**TASK REQUIREMENTS**.
Check each line of the material. Copy those containing "DRIVE".

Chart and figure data
## START
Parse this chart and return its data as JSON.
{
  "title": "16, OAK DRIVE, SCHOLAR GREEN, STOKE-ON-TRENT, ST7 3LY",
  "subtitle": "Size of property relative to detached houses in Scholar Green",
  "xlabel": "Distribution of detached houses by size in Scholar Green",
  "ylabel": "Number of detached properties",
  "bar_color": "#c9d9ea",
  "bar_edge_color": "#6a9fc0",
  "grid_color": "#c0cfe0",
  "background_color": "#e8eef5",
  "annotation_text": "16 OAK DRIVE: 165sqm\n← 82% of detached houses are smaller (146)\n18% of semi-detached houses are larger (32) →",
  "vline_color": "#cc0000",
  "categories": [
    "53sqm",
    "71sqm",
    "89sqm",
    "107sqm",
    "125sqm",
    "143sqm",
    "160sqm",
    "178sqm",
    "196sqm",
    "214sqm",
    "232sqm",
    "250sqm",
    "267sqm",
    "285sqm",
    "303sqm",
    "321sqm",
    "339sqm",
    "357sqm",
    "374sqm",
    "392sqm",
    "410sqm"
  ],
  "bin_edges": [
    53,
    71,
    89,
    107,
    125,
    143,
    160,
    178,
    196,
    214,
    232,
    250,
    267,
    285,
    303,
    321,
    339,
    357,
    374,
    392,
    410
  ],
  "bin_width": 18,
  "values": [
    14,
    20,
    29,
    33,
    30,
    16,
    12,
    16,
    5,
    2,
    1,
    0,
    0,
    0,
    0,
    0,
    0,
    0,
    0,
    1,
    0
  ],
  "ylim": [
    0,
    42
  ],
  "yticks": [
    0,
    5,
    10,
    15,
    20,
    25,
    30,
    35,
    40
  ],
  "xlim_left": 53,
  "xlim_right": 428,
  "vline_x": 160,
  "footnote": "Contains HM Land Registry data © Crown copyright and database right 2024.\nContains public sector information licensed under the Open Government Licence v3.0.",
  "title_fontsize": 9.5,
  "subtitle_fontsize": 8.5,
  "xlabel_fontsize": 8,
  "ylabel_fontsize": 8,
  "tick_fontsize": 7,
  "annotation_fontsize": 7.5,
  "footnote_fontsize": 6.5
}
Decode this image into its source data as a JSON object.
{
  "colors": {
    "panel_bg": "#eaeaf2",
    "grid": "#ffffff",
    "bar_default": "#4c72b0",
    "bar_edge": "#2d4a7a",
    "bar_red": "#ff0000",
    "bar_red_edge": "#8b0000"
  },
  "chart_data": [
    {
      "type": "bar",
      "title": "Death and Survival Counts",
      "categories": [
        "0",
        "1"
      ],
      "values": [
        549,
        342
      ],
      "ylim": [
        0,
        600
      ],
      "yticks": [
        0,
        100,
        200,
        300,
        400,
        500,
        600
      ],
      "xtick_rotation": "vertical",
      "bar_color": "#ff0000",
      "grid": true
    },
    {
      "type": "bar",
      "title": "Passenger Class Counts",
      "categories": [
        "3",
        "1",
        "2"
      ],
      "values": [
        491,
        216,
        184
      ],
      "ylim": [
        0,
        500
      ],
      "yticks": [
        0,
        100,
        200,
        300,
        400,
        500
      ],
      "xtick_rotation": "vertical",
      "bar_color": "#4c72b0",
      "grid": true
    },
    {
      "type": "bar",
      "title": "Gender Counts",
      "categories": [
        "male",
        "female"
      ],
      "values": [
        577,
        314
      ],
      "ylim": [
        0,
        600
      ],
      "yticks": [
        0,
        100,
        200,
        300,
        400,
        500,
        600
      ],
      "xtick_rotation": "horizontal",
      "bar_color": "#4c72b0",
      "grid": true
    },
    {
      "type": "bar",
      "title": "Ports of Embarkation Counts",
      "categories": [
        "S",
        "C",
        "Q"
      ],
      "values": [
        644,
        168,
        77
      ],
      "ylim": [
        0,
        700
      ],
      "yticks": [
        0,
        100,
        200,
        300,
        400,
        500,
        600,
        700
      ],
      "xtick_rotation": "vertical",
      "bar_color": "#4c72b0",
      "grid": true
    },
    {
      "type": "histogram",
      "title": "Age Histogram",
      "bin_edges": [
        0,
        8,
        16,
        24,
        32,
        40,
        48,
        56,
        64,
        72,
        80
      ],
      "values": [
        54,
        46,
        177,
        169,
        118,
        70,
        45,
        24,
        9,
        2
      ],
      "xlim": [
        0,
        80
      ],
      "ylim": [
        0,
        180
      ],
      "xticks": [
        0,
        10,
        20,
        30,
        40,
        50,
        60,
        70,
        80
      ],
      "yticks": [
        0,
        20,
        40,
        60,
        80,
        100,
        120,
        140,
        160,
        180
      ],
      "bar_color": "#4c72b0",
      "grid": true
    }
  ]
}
## END
**TASK RESULT**.
  "title": "16, OAK DRIVE, SCHOLAR GREEN, STOKE-ON-TRENT, ST7 3LY",
  "annotation_text": "16 OAK DRIVE: 165sqm\n← 82% of detached houses are smaller (146)\n18% of semi-detached houses are larger (32) →",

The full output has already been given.